- _PROBLEM_: Exactly repeat all the records below, omitting the images they hold.

- _SUPPLIED RECORDS_:
^^^^^^^^^^^^^^^^

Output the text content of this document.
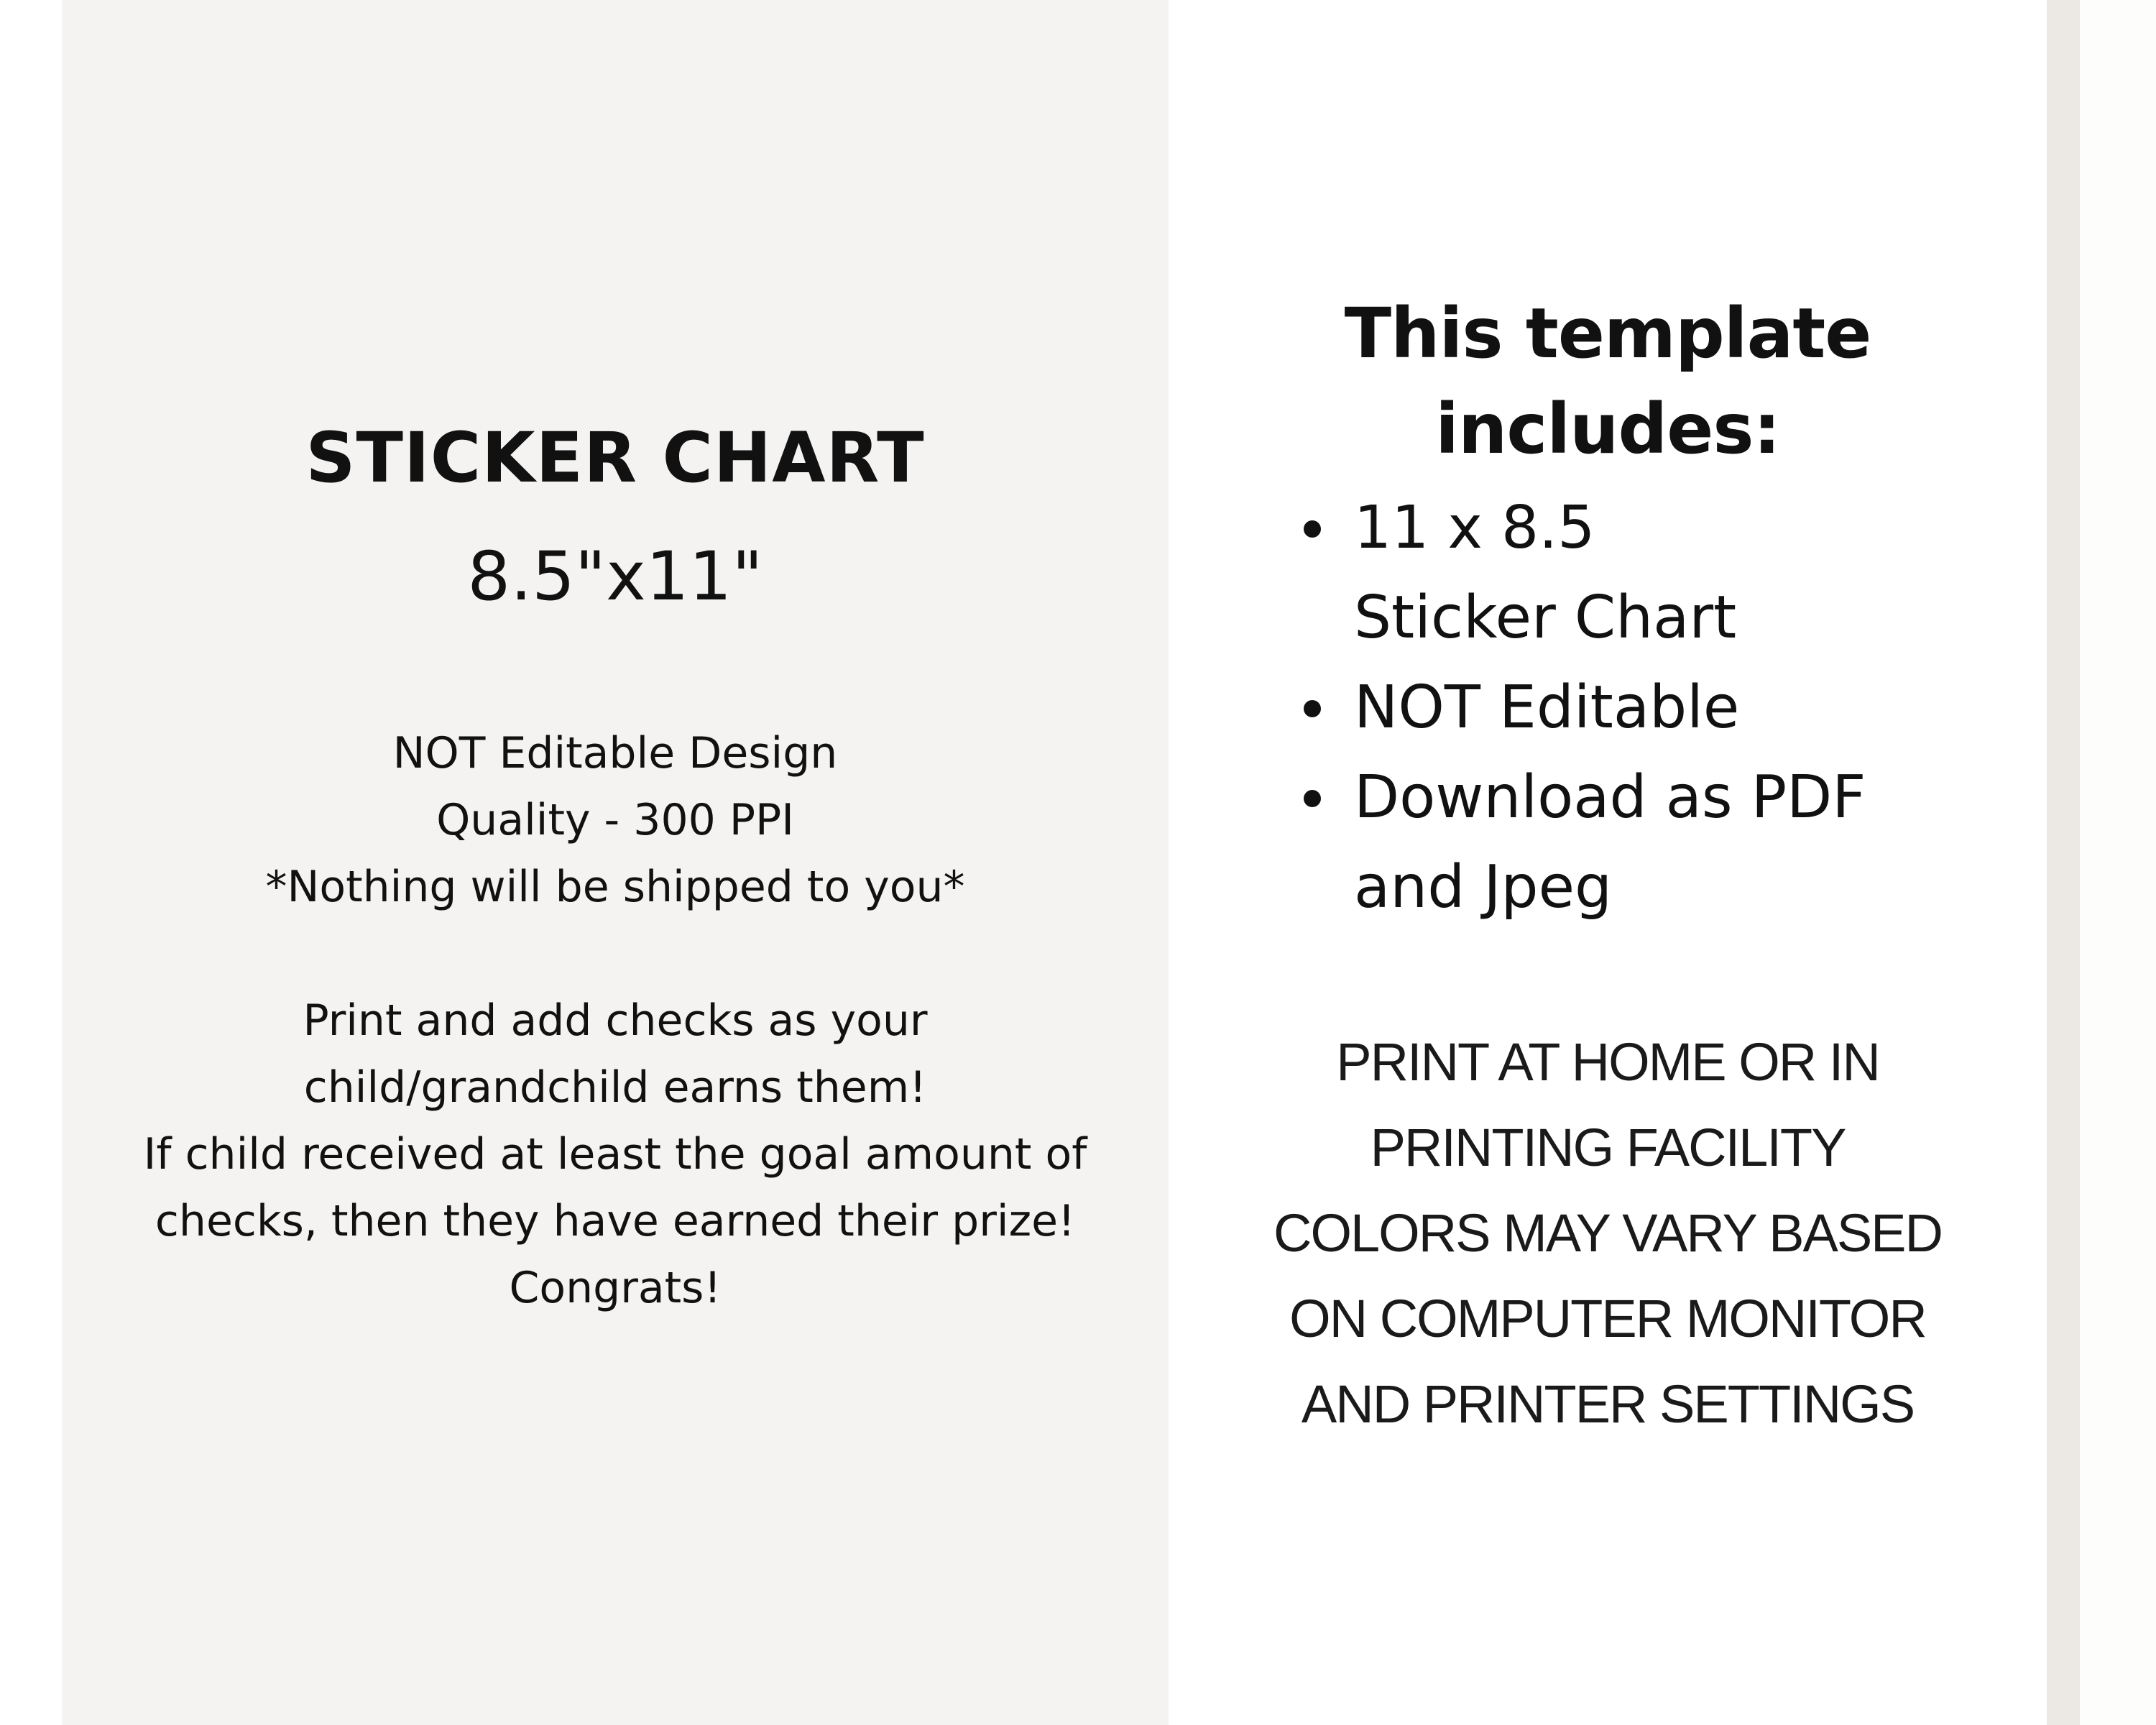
STICKER CHART

8.5"x11"

NOT Editable Design
Quality - 300 PPI
*Nothing will be shipped to you*
Print and add checks as your
child/grandchild earns them!
If child received at least the goal amount of
checks, then they have earned their prize!
Congrats!
This template
includes:
11 x 8.5
Sticker Chart
NOT Editable
Download as PDF
and Jpeg
PRINT AT HOME OR IN
PRINTING FACILITY
COLORS MAY VARY BASED
ON COMPUTER MONITOR
AND PRINTER SETTINGS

^^^^^^^^^^^^^^^^

- _ANSWER TO THIS TASK_:
Output the text content of this document.
STICKER CHART

8.5"x11"

NOT Editable Design
Quality - 300 PPI
*Nothing will be shipped to you*
Print and add checks as your
child/grandchild earns them!
If child received at least the goal amount of
checks, then they have earned their prize!
Congrats!
This template
includes:
11 x 8.5
Sticker Chart
NOT Editable
Download as PDF
and Jpeg
PRINT AT HOME OR IN
PRINTING FACILITY
COLORS MAY VARY BASED
ON COMPUTER MONITOR
AND PRINTER SETTINGS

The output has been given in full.